Return every entry exactly.
###
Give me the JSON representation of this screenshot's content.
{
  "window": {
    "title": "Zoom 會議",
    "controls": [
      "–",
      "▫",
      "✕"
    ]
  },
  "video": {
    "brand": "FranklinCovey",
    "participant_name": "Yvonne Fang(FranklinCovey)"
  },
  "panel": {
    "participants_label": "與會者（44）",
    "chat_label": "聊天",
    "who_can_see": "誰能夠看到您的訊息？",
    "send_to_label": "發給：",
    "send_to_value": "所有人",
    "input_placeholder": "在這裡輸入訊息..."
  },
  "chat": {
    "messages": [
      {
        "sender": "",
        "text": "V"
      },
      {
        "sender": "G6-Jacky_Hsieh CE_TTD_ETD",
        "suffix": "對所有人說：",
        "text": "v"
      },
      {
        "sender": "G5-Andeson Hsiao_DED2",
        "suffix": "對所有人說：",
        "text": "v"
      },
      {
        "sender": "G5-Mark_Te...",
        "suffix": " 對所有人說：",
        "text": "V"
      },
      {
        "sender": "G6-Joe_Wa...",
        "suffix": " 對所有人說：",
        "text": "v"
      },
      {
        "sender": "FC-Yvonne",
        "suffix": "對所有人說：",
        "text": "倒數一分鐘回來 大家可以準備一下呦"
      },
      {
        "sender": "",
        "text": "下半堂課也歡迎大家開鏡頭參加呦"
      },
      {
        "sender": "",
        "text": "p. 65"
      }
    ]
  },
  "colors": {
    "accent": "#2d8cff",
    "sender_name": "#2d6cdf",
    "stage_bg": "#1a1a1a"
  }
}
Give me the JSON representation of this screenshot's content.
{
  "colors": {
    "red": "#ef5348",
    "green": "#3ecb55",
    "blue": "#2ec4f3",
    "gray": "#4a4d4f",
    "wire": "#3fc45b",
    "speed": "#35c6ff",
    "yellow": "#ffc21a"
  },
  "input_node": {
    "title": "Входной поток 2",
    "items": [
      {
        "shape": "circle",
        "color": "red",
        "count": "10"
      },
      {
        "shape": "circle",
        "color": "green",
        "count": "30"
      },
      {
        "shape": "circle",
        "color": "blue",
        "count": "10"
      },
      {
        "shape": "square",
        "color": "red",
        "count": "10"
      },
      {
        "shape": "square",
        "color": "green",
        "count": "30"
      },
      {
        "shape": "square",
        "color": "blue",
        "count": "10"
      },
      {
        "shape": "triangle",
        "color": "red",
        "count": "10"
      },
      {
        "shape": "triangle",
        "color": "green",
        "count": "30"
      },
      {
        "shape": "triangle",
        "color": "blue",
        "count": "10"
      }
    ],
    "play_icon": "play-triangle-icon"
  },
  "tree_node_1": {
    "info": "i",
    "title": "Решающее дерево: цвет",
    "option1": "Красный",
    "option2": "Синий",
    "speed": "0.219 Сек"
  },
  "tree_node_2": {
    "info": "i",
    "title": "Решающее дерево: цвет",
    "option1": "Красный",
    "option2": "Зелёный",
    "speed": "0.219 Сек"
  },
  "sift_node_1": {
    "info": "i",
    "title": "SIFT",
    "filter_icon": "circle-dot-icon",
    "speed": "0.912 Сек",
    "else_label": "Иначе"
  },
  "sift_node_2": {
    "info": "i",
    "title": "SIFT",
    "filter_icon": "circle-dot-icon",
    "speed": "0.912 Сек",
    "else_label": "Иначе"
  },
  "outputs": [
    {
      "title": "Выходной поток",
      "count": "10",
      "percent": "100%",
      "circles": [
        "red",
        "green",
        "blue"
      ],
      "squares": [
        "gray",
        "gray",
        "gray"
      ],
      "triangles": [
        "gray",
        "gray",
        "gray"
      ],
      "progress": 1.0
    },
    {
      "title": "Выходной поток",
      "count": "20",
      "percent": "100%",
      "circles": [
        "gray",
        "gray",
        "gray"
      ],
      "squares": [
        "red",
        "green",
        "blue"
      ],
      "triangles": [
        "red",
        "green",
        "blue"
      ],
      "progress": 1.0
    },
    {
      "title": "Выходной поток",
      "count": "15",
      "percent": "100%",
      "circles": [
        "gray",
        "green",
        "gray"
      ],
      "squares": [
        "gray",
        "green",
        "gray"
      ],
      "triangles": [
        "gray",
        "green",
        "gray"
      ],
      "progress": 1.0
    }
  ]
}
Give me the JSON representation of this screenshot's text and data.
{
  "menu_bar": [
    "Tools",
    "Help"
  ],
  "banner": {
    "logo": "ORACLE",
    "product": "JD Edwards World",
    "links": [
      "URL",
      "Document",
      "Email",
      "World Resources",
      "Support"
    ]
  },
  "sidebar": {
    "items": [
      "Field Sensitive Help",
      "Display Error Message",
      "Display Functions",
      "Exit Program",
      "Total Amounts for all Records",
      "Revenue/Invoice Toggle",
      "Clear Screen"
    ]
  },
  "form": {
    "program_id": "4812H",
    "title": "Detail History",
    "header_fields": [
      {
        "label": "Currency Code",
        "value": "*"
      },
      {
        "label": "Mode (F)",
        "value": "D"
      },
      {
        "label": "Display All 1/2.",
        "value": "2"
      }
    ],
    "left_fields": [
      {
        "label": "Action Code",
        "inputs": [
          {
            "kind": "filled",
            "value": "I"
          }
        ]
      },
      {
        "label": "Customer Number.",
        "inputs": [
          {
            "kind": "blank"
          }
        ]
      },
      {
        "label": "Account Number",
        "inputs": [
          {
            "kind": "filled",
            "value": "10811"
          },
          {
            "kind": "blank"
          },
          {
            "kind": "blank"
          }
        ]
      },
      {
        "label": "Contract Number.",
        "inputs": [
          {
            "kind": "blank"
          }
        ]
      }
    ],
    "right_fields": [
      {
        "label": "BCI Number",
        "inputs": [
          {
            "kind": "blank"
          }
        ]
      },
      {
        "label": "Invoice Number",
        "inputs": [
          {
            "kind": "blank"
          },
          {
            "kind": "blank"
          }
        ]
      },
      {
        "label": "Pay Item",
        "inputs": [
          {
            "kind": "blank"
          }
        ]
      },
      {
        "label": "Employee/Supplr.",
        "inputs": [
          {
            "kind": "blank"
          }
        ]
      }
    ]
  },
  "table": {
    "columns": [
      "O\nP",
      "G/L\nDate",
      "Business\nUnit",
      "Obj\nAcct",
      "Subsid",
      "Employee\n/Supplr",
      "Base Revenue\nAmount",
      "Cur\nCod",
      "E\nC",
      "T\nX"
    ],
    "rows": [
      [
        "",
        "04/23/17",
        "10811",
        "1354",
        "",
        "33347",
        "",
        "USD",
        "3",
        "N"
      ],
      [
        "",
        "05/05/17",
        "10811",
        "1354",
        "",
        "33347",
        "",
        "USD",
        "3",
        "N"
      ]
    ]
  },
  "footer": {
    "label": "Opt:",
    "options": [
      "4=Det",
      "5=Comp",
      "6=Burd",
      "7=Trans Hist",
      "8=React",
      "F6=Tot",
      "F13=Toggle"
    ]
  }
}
###
### RESULT:
Give me the JSON representation of this screenshot's content.
{
  "window": {
    "title": "Zoom 會議",
    "controls": [
      "–",
      "▫",
      "✕"
    ]
  },
  "video": {
    "brand": "FranklinCovey",
    "participant_name": "Yvonne Fang(FranklinCovey)"
  },
  "panel": {
    "participants_label": "與會者（44）",
    "chat_label": "聊天",
    "who_can_see": "誰能夠看到您的訊息？",
    "send_to_label": "發給：",
    "send_to_value": "所有人",
    "input_placeholder": "在這裡輸入訊息..."
  },
  "chat": {
    "messages": [
      {
        "sender": "",
        "text": "V"
      },
      {
        "sender": "G6-Jacky_Hsieh CE_TTD_ETD",
        "suffix": "對所有人說：",
        "text": "v"
      },
      {
        "sender": "G5-Andeson Hsiao_DED2",
        "suffix": "對所有人說：",
        "text": "v"
      },
      {
        "sender": "G5-Mark_Te...",
        "suffix": " 對所有人說：",
        "text": "V"
      },
      {
        "sender": "G6-Joe_Wa...",
        "suffix": " 對所有人說：",
        "text": "v"
      },
      {
        "sender": "FC-Yvonne",
        "suffix": "對所有人說：",
        "text": "倒數一分鐘回來 大家可以準備一下呦"
      },
      {
        "sender": "",
        "text": "下半堂課也歡迎大家開鏡頭參加呦"
      },
      {
        "sender": "",
        "text": "p. 65"
      }
    ]
  },
  "colors": {
    "accent": "#2d8cff",
    "sender_name": "#2d6cdf",
    "stage_bg": "#1a1a1a"
  }
}
Give me the JSON representation of this screenshot's content.
{
  "colors": {
    "red": "#ef5348",
    "green": "#3ecb55",
    "blue": "#2ec4f3",
    "gray": "#4a4d4f",
    "wire": "#3fc45b",
    "speed": "#35c6ff",
    "yellow": "#ffc21a"
  },
  "input_node": {
    "title": "Входной поток 2",
    "items": [
      {
        "shape": "circle",
        "color": "red",
        "count": "10"
      },
      {
        "shape": "circle",
        "color": "green",
        "count": "30"
      },
      {
        "shape": "circle",
        "color": "blue",
        "count": "10"
      },
      {
        "shape": "square",
        "color": "red",
        "count": "10"
      },
      {
        "shape": "square",
        "color": "green",
        "count": "30"
      },
      {
        "shape": "square",
        "color": "blue",
        "count": "10"
      },
      {
        "shape": "triangle",
        "color": "red",
        "count": "10"
      },
      {
        "shape": "triangle",
        "color": "green",
        "count": "30"
      },
      {
        "shape": "triangle",
        "color": "blue",
        "count": "10"
      }
    ],
    "play_icon": "play-triangle-icon"
  },
  "tree_node_1": {
    "info": "i",
    "title": "Решающее дерево: цвет",
    "option1": "Красный",
    "option2": "Синий",
    "speed": "0.219 Сек"
  },
  "tree_node_2": {
    "info": "i",
    "title": "Решающее дерево: цвет",
    "option1": "Красный",
    "option2": "Зелёный",
    "speed": "0.219 Сек"
  },
  "sift_node_1": {
    "info": "i",
    "title": "SIFT",
    "filter_icon": "circle-dot-icon",
    "speed": "0.912 Сек",
    "else_label": "Иначе"
  },
  "sift_node_2": {
    "info": "i",
    "title": "SIFT",
    "filter_icon": "circle-dot-icon",
    "speed": "0.912 Сек",
    "else_label": "Иначе"
  },
  "outputs": [
    {
      "title": "Выходной поток",
      "count": "10",
      "percent": "100%",
      "circles": [
        "red",
        "green",
        "blue"
      ],
      "squares": [
        "gray",
        "gray",
        "gray"
      ],
      "triangles": [
        "gray",
        "gray",
        "gray"
      ],
      "progress": 1.0
    },
    {
      "title": "Выходной поток",
      "count": "20",
      "percent": "100%",
      "circles": [
        "gray",
        "gray",
        "gray"
      ],
      "squares": [
        "red",
        "green",
        "blue"
      ],
      "triangles": [
        "red",
        "green",
        "blue"
      ],
      "progress": 1.0
    },
    {
      "title": "Выходной поток",
      "count": "15",
      "percent": "100%",
      "circles": [
        "gray",
        "green",
        "gray"
      ],
      "squares": [
        "gray",
        "green",
        "gray"
      ],
      "triangles": [
        "gray",
        "green",
        "gray"
      ],
      "progress": 1.0
    }
  ]
}
Give me the JSON representation of this screenshot's text and data.
{
  "menu_bar": [
    "Tools",
    "Help"
  ],
  "banner": {
    "logo": "ORACLE",
    "product": "JD Edwards World",
    "links": [
      "URL",
      "Document",
      "Email",
      "World Resources",
      "Support"
    ]
  },
  "sidebar": {
    "items": [
      "Field Sensitive Help",
      "Display Error Message",
      "Display Functions",
      "Exit Program",
      "Total Amounts for all Records",
      "Revenue/Invoice Toggle",
      "Clear Screen"
    ]
  },
  "form": {
    "program_id": "4812H",
    "title": "Detail History",
    "header_fields": [
      {
        "label": "Currency Code",
        "value": "*"
      },
      {
        "label": "Mode (F)",
        "value": "D"
      },
      {
        "label": "Display All 1/2.",
        "value": "2"
      }
    ],
    "left_fields": [
      {
        "label": "Action Code",
        "inputs": [
          {
            "kind": "filled",
            "value": "I"
          }
        ]
      },
      {
        "label": "Customer Number.",
        "inputs": [
          {
            "kind": "blank"
          }
        ]
      },
      {
        "label": "Account Number",
        "inputs": [
          {
            "kind": "filled",
            "value": "10811"
          },
          {
            "kind": "blank"
          },
          {
            "kind": "blank"
          }
        ]
      },
      {
        "label": "Contract Number.",
        "inputs": [
          {
            "kind": "blank"
          }
        ]
      }
    ],
    "right_fields": [
      {
        "label": "BCI Number",
        "inputs": [
          {
            "kind": "blank"
          }
        ]
      },
      {
        "label": "Invoice Number",
        "inputs": [
          {
            "kind": "blank"
          },
          {
            "kind": "blank"
          }
        ]
      },
      {
        "label": "Pay Item",
        "inputs": [
          {
            "kind": "blank"
          }
        ]
      },
      {
        "label": "Employee/Supplr.",
        "inputs": [
          {
            "kind": "blank"
          }
        ]
      }
    ]
  },
  "table": {
    "columns": [
      "O\nP",
      "G/L\nDate",
      "Business\nUnit",
      "Obj\nAcct",
      "Subsid",
      "Employee\n/Supplr",
      "Base Revenue\nAmount",
      "Cur\nCod",
      "E\nC",
      "T\nX"
    ],
    "rows": [
      [
        "",
        "04/23/17",
        "10811",
        "1354",
        "",
        "33347",
        "",
        "USD",
        "3",
        "N"
      ],
      [
        "",
        "05/05/17",
        "10811",
        "1354",
        "",
        "33347",
        "",
        "USD",
        "3",
        "N"
      ]
    ]
  },
  "footer": {
    "label": "Opt:",
    "options": [
      "4=Det",
      "5=Comp",
      "6=Burd",
      "7=Trans Hist",
      "8=React",
      "F6=Tot",
      "F13=Toggle"
    ]
  }
}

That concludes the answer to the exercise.